#### DIRECTIVE:
Search the data for the string "التاريخ" and extract every line where it appears.

Dataset excerpts:
▬▬▬▬▬▬▬▬▬▬

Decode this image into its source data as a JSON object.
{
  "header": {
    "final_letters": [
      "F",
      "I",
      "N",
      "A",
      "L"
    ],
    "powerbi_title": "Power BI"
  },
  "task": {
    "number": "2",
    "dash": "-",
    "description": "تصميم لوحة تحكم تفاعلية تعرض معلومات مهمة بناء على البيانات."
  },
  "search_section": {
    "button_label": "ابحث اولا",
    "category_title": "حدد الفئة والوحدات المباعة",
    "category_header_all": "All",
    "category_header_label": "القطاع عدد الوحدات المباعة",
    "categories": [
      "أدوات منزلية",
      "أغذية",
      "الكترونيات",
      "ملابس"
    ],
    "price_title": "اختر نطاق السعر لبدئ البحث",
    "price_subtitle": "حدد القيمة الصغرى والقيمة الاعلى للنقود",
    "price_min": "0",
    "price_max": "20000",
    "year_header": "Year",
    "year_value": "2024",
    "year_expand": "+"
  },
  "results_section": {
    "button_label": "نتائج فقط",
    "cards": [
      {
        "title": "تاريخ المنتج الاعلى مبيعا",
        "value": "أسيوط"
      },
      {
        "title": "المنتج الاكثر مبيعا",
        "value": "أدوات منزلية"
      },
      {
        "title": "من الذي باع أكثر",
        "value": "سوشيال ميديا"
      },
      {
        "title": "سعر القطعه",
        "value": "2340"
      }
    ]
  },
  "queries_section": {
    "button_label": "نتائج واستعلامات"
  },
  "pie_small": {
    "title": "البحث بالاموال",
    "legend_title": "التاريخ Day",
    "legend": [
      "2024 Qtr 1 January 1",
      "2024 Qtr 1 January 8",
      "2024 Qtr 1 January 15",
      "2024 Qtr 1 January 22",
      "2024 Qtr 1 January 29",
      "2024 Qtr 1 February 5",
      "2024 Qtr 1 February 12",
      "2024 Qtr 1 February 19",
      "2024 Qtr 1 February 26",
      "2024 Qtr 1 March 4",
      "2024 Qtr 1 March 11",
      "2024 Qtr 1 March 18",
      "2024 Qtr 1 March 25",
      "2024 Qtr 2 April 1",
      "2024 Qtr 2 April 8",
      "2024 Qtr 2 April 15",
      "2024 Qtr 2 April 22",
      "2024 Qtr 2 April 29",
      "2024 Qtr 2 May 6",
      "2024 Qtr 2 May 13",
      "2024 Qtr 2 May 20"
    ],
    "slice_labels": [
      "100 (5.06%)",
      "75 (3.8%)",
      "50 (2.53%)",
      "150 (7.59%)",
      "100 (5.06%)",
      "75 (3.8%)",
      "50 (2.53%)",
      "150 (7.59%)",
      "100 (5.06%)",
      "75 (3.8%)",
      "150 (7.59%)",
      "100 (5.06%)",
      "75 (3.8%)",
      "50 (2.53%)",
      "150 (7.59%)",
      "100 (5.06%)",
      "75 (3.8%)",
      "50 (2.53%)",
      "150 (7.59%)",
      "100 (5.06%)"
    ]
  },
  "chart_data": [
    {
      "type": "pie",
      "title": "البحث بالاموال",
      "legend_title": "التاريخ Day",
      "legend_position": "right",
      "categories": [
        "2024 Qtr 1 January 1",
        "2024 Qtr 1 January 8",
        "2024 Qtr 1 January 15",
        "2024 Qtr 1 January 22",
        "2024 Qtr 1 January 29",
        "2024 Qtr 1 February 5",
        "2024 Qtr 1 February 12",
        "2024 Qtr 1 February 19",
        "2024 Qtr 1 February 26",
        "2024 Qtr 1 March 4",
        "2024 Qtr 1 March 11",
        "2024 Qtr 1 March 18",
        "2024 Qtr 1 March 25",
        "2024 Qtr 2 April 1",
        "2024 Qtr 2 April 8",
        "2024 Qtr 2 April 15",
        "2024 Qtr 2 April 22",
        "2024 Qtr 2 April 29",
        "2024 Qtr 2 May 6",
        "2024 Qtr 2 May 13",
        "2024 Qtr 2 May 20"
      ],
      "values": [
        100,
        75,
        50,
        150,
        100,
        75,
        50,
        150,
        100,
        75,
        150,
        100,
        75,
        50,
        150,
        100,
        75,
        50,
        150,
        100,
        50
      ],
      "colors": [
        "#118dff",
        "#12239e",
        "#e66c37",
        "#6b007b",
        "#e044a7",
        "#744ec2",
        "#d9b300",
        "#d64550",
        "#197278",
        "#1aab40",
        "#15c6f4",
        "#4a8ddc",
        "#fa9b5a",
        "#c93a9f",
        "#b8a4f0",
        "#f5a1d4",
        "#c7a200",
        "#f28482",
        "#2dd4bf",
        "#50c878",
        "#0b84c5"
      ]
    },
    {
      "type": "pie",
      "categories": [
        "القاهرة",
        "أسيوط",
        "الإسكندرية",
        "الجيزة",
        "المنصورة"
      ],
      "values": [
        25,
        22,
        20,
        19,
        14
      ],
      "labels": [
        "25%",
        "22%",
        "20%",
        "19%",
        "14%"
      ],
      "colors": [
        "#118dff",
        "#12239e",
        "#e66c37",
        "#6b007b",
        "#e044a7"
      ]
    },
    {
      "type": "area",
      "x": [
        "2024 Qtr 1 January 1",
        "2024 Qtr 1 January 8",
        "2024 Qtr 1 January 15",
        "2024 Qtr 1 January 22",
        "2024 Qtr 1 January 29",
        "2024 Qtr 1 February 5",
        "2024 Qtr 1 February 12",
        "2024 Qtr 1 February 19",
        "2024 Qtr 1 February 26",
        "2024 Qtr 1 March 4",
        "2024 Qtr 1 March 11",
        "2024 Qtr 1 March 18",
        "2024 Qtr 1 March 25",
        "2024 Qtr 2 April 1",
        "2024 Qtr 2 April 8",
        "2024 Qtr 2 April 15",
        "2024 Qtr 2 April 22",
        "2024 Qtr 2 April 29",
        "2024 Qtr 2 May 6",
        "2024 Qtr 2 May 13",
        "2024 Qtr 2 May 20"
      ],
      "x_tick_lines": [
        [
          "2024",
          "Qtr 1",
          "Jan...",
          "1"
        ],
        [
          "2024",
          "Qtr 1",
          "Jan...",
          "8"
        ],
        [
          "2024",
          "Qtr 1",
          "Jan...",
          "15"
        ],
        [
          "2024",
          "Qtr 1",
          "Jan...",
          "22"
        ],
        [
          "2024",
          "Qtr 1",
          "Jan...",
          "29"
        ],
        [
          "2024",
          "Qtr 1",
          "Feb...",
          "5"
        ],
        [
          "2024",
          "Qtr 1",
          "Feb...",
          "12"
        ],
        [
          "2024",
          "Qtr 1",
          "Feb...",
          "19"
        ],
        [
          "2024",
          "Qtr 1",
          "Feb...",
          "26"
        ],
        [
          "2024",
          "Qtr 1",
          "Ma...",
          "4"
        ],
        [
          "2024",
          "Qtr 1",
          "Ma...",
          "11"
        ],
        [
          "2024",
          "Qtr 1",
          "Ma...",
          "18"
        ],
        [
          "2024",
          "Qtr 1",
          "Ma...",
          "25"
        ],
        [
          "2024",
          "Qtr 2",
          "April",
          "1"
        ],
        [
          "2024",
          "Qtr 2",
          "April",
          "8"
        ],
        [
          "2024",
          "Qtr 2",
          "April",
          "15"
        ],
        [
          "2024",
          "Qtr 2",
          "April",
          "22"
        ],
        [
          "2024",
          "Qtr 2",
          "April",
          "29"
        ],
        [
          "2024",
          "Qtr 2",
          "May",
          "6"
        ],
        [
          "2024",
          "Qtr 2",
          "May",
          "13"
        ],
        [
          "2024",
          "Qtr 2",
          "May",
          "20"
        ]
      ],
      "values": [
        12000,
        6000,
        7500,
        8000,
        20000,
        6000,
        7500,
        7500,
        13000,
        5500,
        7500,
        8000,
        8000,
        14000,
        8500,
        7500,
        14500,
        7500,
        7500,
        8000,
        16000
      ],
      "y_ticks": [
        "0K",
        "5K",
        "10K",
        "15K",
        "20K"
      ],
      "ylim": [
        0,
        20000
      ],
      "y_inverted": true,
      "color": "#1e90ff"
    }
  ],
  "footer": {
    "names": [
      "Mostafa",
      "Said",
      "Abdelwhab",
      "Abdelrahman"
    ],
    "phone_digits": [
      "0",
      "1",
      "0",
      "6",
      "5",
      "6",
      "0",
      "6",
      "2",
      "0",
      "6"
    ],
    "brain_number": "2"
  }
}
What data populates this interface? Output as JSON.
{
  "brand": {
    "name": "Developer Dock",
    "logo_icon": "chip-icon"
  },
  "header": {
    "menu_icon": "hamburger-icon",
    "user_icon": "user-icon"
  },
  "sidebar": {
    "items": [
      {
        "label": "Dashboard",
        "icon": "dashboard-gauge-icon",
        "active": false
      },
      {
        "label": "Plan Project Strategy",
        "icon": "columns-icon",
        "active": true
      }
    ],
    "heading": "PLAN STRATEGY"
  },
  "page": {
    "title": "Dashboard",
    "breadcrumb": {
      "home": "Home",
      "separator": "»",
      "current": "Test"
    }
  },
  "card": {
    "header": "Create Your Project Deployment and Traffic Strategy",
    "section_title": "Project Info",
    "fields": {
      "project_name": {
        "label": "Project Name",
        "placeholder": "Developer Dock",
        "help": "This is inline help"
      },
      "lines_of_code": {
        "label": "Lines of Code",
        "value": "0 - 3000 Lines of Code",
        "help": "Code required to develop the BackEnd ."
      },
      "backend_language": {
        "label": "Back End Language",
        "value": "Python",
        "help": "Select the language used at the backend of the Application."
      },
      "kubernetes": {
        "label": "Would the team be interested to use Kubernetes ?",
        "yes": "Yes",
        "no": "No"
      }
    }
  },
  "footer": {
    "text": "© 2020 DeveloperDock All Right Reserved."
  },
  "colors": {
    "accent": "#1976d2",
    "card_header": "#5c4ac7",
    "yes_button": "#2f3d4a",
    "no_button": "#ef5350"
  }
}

▬▬▬▬▬▬▬▬▬▬

#### ANSWER BELOW:
    "legend_title": "التاريخ Day",
      "legend_title": "التاريخ Day",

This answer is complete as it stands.